EXERCISE:
Identify each line holding the string "avec" and copy it.

SUPPLIED RECORDS:
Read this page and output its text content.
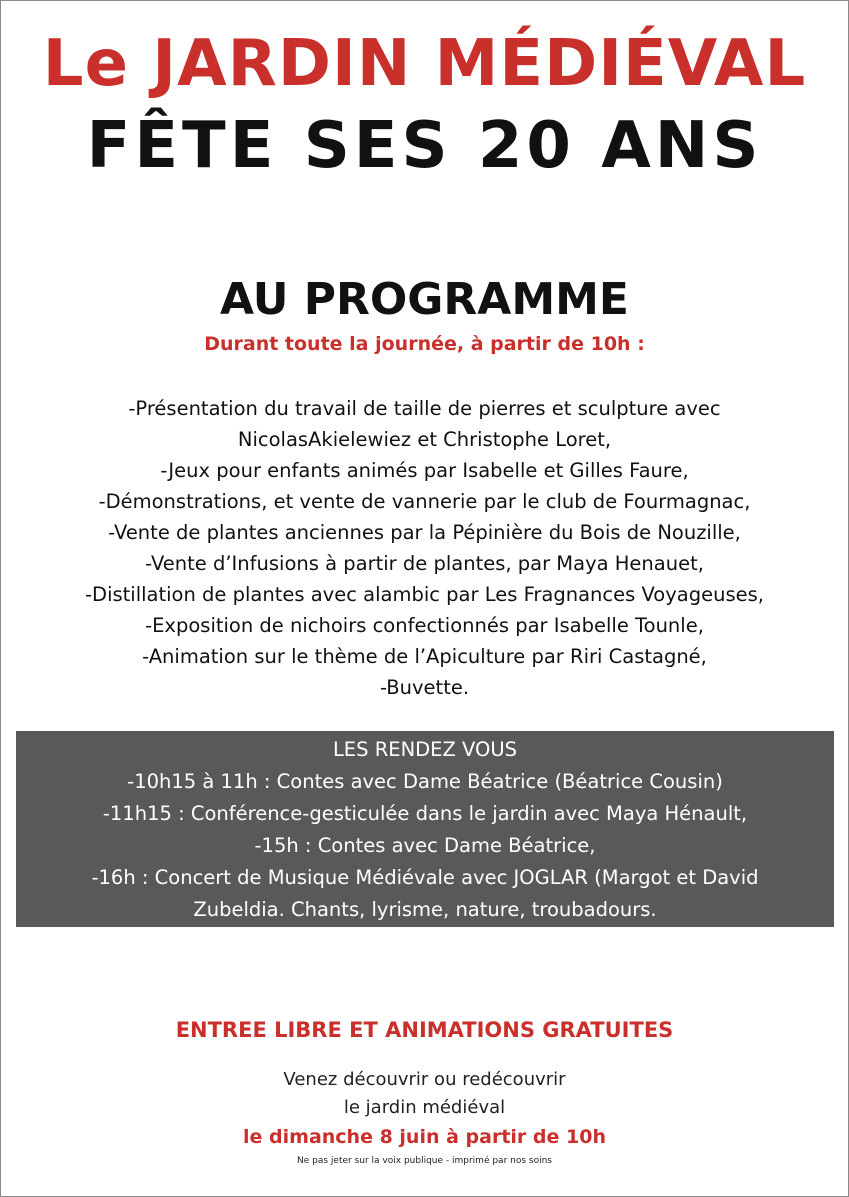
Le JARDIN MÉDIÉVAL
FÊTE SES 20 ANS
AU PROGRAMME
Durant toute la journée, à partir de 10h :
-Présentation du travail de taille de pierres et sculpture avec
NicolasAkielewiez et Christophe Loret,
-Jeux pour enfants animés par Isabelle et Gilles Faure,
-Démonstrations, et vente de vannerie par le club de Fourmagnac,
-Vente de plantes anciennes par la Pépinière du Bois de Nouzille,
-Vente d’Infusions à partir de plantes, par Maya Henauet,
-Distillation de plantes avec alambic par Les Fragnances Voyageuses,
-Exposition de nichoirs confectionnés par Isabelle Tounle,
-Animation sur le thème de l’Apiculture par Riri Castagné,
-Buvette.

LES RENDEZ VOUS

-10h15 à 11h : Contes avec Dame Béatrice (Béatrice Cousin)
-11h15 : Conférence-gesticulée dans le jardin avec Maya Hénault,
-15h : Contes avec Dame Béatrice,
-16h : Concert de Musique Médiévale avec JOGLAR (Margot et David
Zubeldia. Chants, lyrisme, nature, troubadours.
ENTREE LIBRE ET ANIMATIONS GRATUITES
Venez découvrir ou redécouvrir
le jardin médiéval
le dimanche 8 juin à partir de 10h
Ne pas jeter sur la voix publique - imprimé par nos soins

---

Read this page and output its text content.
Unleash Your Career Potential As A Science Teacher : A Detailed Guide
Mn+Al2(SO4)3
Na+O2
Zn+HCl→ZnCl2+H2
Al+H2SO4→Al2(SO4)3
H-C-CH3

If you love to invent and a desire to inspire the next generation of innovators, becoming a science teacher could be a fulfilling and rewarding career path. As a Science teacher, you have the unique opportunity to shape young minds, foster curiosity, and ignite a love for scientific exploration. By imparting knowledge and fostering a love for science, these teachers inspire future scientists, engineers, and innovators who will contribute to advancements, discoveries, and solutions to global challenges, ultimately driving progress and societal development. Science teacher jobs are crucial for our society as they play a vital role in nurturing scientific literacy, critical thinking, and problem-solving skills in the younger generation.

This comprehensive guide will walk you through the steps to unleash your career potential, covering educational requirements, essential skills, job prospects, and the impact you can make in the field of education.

RESULT BELOW:
-Présentation du travail de taille de pierres et sculpture avec
-Distillation de plantes avec alambic par Les Fragnances Voyageuses,
-10h15 à 11h : Contes avec Dame Béatrice (Béatrice Cousin)
-11h15 : Conférence-gesticulée dans le jardin avec Maya Hénault,
-15h : Contes avec Dame Béatrice,
-16h : Concert de Musique Médiévale avec JOGLAR (Margot et David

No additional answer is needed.